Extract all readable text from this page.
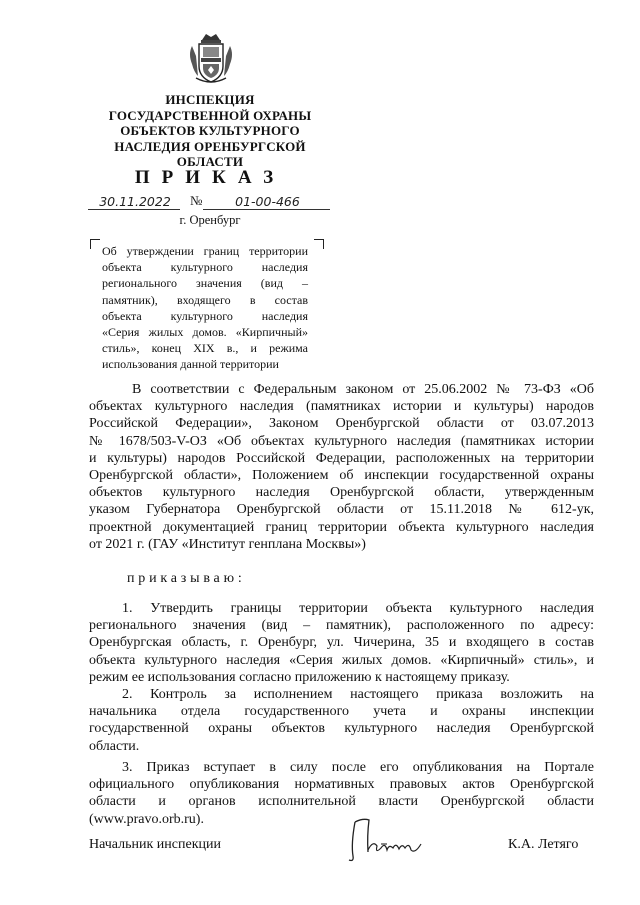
ИНСПЕКЦИЯ
ГОСУДАРСТВЕННОЙ ОХРАНЫ
ОБЪЕКТОВ КУЛЬТУРНОГО
НАСЛЕДИЯ ОРЕНБУРГСКОЙ
ОБЛАСТИ
ПРИКАЗ
30.11.2022	№	01-00-466
г. Оренбург
Об утверждении границ территории
объекта культурного наследия
регионального значения (вид –
памятник), входящего в состав
объекта культурного наследия
«Серия жилых домов. «Кирпичный»
стиль», конец XIX в., и режима
использования данной территории
В соответствии с Федеральным законом от 25.06.2002 № 73-ФЗ «Об
объектах культурного наследия (памятниках истории и культуры) народов
Российской Федерации», Законом Оренбургской области от 03.07.2013
№ 1678/503-V-ОЗ «Об объектах культурного наследия (памятниках истории
и культуры) народов Российской Федерации, расположенных на территории
Оренбургской области», Положением об инспекции государственной охраны
объектов культурного наследия Оренбургской области, утвержденным
указом Губернатора Оренбургской области от 15.11.2018 № 612-ук,
проектной документацией границ территории объекта культурного наследия
от 2021 г. (ГАУ «Институт генплана Москвы»)
приказываю:
1. Утвердить границы территории объекта культурного наследия
регионального значения (вид – памятник), расположенного по адресу:
Оренбургская область, г. Оренбург, ул. Чичерина, 35 и входящего в состав
объекта культурного наследия «Серия жилых домов. «Кирпичный» стиль», и
режим ее использования согласно приложению к настоящему приказу.
2. Контроль за исполнением настоящего приказа возложить на
начальника отдела государственного учета и охраны инспекции
государственной охраны объектов культурного наследия Оренбургской
области.
3. Приказ вступает в силу после его опубликования на Портале
официального опубликования нормативных правовых актов Оренбургской
области и органов исполнительной власти Оренбургской области
(www.pravo.orb.ru).
Начальник инспекции	К.А. Летяго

- [THE REQUEST]: Output the entries above exactly, without their pictures.

- [REPLY TO THE TASK]:
Extract all readable text from this page.
ИНСПЕКЦИЯ
ГОСУДАРСТВЕННОЙ ОХРАНЫ
ОБЪЕКТОВ КУЛЬТУРНОГО
НАСЛЕДИЯ ОРЕНБУРГСКОЙ
ОБЛАСТИ
ПРИКАЗ
30.11.2022	№	01-00-466
г. Оренбург
Об утверждении границ территории
объекта культурного наследия
регионального значения (вид –
памятник), входящего в состав
объекта культурного наследия
«Серия жилых домов. «Кирпичный»
стиль», конец XIX в., и режима
использования данной территории
В соответствии с Федеральным законом от 25.06.2002 № 73-ФЗ «Об
объектах культурного наследия (памятниках истории и культуры) народов
Российской Федерации», Законом Оренбургской области от 03.07.2013
№ 1678/503-V-ОЗ «Об объектах культурного наследия (памятниках истории
и культуры) народов Российской Федерации, расположенных на территории
Оренбургской области», Положением об инспекции государственной охраны
объектов культурного наследия Оренбургской области, утвержденным
указом Губернатора Оренбургской области от 15.11.2018 № 612-ук,
проектной документацией границ территории объекта культурного наследия
от 2021 г. (ГАУ «Институт генплана Москвы»)
приказываю:
1. Утвердить границы территории объекта культурного наследия
регионального значения (вид – памятник), расположенного по адресу:
Оренбургская область, г. Оренбург, ул. Чичерина, 35 и входящего в состав
объекта культурного наследия «Серия жилых домов. «Кирпичный» стиль», и
режим ее использования согласно приложению к настоящему приказу.
2. Контроль за исполнением настоящего приказа возложить на
начальника отдела государственного учета и охраны инспекции
государственной охраны объектов культурного наследия Оренбургской
области.
3. Приказ вступает в силу после его опубликования на Портале
официального опубликования нормативных правовых актов Оренбургской
области и органов исполнительной власти Оренбургской области
(www.pravo.orb.ru).
Начальник инспекции	К.А. Летяго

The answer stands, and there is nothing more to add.